» Given task
From the entries that follow, pick out all lines holding "Chwilówki".

» Data for this task
----

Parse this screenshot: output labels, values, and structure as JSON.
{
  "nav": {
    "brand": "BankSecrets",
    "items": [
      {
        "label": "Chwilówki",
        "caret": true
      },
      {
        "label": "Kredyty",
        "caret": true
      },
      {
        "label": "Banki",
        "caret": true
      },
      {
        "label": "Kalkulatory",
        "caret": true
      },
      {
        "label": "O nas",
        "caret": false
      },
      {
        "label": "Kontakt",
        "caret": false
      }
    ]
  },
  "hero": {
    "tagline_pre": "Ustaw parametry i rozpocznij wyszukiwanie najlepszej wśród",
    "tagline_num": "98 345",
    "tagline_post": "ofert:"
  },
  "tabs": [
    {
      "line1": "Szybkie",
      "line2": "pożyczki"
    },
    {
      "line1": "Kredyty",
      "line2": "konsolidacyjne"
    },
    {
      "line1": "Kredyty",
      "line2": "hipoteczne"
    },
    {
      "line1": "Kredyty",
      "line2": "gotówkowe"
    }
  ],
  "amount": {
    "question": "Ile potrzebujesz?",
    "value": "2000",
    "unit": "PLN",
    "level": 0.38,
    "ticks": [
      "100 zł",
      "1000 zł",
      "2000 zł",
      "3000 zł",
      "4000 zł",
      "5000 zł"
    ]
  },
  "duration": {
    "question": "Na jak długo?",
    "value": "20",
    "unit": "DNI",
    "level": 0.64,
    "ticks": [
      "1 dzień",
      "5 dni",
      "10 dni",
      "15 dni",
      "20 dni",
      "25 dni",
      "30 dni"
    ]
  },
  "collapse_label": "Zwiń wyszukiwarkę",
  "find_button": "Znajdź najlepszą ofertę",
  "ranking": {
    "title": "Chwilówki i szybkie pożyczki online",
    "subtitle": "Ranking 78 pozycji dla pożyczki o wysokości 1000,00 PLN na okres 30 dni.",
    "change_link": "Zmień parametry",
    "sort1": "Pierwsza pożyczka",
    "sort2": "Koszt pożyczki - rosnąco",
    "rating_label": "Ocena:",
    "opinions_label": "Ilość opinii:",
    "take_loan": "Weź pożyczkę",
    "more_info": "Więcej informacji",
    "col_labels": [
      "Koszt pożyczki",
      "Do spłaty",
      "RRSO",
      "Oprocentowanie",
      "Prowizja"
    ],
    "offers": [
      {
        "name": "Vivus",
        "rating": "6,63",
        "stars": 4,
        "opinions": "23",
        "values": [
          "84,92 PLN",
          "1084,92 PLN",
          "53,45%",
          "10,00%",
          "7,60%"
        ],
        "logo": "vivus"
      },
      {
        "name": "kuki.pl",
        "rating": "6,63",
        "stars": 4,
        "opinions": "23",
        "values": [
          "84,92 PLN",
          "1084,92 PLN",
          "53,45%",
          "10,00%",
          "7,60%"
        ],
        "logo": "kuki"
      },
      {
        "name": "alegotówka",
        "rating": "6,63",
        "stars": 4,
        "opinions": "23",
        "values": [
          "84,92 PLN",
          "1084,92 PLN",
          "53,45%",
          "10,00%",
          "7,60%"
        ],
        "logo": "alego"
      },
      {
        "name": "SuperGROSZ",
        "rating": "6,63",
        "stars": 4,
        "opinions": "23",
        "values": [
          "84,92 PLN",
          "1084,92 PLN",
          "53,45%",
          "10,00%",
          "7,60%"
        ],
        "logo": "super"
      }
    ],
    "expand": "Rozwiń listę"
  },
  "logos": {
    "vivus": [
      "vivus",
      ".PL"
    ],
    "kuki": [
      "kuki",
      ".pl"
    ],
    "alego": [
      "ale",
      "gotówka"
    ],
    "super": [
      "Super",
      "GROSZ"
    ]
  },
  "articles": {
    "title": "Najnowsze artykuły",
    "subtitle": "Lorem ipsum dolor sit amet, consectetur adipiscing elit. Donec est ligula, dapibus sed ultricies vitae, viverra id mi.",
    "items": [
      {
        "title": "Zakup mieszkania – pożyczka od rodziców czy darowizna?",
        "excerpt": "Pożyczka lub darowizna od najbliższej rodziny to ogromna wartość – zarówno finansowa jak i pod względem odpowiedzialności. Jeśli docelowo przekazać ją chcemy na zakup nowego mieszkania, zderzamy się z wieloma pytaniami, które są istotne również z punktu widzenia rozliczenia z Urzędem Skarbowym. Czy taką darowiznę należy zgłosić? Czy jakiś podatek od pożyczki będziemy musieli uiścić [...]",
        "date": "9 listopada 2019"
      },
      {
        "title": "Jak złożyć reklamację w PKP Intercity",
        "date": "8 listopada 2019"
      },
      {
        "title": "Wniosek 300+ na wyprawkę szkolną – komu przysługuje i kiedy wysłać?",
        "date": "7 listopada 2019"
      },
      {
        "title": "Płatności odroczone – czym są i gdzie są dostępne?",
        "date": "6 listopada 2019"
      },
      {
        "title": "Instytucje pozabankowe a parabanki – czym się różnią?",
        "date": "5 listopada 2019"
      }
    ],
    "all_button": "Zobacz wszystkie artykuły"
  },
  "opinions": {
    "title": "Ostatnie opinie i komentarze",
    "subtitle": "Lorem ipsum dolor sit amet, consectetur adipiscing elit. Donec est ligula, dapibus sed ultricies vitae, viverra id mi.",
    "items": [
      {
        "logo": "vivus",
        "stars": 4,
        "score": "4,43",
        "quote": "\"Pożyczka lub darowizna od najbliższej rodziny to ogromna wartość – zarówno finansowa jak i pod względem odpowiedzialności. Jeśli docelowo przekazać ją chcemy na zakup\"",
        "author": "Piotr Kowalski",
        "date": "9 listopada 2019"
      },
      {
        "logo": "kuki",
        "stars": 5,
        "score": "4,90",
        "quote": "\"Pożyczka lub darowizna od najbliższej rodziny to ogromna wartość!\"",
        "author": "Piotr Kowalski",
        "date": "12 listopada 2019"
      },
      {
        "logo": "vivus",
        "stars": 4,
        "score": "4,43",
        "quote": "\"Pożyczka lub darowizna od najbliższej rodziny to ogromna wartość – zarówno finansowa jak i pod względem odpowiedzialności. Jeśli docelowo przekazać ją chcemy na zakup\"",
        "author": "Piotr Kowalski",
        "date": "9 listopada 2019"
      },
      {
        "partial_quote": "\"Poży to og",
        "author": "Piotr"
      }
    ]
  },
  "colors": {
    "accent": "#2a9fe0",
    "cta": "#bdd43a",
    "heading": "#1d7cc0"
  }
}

----

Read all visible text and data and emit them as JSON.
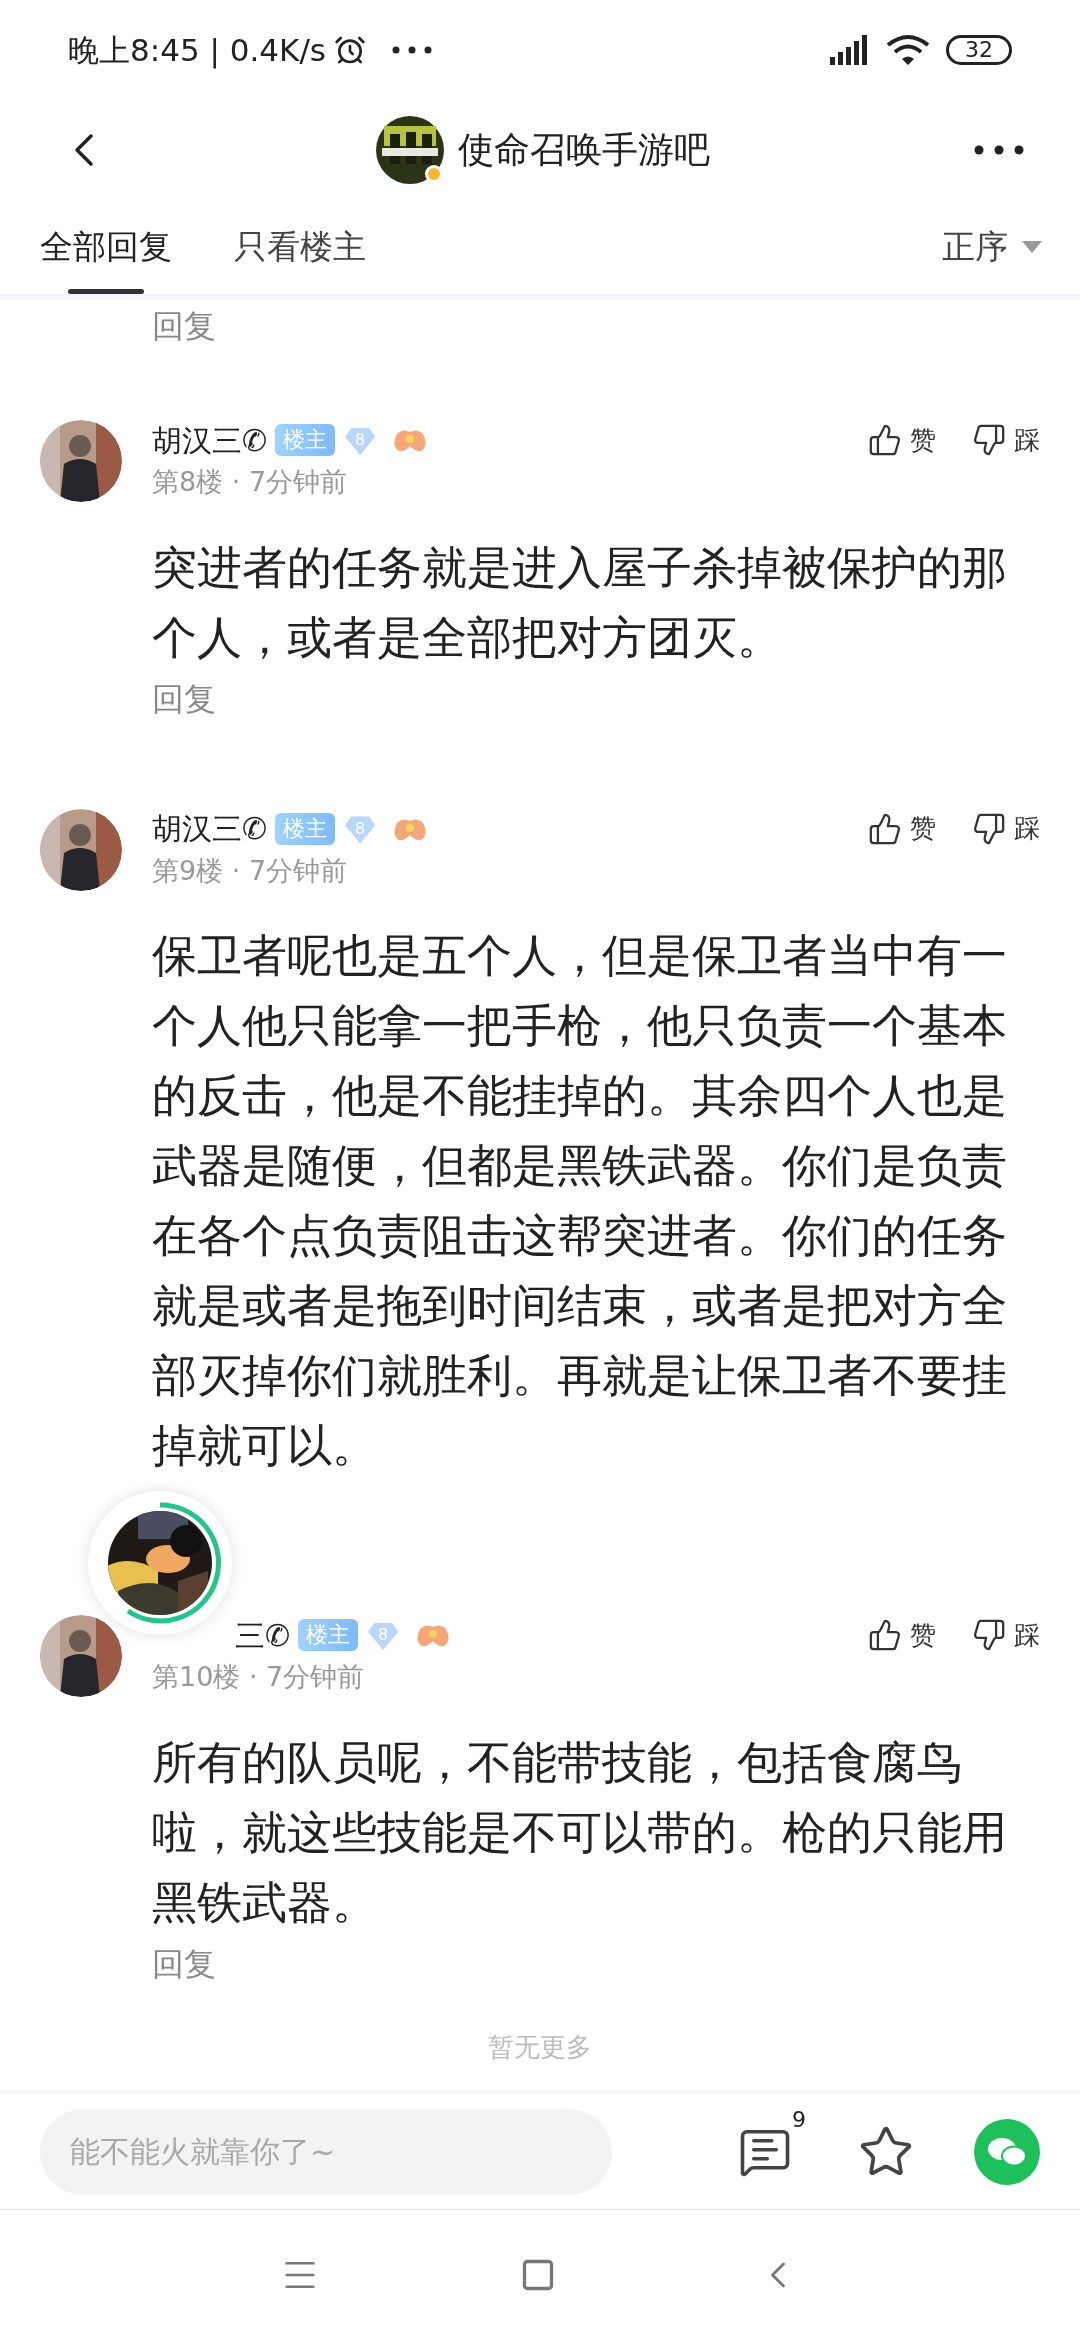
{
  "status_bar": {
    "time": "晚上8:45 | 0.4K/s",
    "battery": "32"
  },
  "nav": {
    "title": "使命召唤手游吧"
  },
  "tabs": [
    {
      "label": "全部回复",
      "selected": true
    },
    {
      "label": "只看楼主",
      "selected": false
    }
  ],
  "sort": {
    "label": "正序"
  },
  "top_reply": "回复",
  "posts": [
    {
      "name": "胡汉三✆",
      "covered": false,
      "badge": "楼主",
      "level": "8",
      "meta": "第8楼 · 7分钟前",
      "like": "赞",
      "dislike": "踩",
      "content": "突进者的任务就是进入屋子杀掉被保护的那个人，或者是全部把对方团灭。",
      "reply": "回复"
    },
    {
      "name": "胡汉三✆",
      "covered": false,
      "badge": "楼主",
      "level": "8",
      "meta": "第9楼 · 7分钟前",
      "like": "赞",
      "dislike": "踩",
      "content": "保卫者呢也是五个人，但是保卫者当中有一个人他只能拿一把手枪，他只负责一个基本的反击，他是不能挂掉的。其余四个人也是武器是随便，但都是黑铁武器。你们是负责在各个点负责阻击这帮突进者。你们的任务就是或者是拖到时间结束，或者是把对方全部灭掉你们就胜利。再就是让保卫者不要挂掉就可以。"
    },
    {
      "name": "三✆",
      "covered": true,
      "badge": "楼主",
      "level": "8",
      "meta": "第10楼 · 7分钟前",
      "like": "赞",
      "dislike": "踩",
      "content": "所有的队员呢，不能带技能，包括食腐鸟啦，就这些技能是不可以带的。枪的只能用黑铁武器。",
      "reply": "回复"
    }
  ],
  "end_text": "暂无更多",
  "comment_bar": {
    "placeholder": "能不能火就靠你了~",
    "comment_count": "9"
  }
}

----

» Response below
        "label": "Chwilówki",
    "title": "Chwilówki i szybkie pożyczki online",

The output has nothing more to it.